**Exercise brief:** Write out each of the following entries line for line, with no changes.

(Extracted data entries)
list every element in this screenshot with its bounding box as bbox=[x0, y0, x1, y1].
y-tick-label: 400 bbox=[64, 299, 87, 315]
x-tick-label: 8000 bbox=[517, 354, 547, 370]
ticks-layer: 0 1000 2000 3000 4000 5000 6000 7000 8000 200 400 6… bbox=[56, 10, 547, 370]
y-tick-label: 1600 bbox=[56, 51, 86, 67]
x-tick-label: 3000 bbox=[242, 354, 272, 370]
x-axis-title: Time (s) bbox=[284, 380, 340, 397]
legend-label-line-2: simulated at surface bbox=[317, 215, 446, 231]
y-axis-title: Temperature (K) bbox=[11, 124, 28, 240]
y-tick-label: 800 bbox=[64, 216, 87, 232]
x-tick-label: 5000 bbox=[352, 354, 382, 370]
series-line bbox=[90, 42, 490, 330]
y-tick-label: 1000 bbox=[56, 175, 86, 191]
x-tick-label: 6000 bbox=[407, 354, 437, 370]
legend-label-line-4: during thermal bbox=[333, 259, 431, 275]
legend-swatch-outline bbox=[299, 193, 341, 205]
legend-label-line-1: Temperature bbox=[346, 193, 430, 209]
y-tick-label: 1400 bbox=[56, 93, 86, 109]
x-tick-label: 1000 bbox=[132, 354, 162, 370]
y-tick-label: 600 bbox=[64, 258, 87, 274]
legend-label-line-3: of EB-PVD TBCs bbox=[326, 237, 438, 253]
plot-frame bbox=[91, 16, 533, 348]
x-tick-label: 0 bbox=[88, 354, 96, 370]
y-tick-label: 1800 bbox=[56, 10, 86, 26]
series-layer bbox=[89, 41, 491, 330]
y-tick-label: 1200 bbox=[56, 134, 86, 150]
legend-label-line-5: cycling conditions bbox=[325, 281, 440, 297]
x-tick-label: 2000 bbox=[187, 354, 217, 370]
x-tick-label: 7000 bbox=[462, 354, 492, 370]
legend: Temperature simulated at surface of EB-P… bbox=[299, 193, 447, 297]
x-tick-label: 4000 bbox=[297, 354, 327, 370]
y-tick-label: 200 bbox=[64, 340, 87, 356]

**Solution for this task:**
list every element in this screenshot with its bounding box as bbox=[x0, y0, x1, y1].
y-tick-label: 400 bbox=[64, 299, 87, 315]
x-tick-label: 8000 bbox=[517, 354, 547, 370]
ticks-layer: 0 1000 2000 3000 4000 5000 6000 7000 8000 200 400 6… bbox=[56, 10, 547, 370]
y-tick-label: 1600 bbox=[56, 51, 86, 67]
x-tick-label: 3000 bbox=[242, 354, 272, 370]
x-axis-title: Time (s) bbox=[284, 380, 340, 397]
legend-label-line-2: simulated at surface bbox=[317, 215, 446, 231]
y-axis-title: Temperature (K) bbox=[11, 124, 28, 240]
y-tick-label: 800 bbox=[64, 216, 87, 232]
x-tick-label: 5000 bbox=[352, 354, 382, 370]
series-line bbox=[90, 42, 490, 330]
y-tick-label: 1000 bbox=[56, 175, 86, 191]
x-tick-label: 6000 bbox=[407, 354, 437, 370]
legend-label-line-4: during thermal bbox=[333, 259, 431, 275]
legend-swatch-outline bbox=[299, 193, 341, 205]
legend-label-line-1: Temperature bbox=[346, 193, 430, 209]
y-tick-label: 1400 bbox=[56, 93, 86, 109]
x-tick-label: 1000 bbox=[132, 354, 162, 370]
y-tick-label: 600 bbox=[64, 258, 87, 274]
legend-label-line-3: of EB-PVD TBCs bbox=[326, 237, 438, 253]
plot-frame bbox=[91, 16, 533, 348]
x-tick-label: 0 bbox=[88, 354, 96, 370]
y-tick-label: 1800 bbox=[56, 10, 86, 26]
series-layer bbox=[89, 41, 491, 330]
y-tick-label: 1200 bbox=[56, 134, 86, 150]
legend-label-line-5: cycling conditions bbox=[325, 281, 440, 297]
x-tick-label: 2000 bbox=[187, 354, 217, 370]
x-tick-label: 7000 bbox=[462, 354, 492, 370]
legend: Temperature simulated at surface of EB-P… bbox=[299, 193, 447, 297]
x-tick-label: 4000 bbox=[297, 354, 327, 370]
y-tick-label: 200 bbox=[64, 340, 87, 356]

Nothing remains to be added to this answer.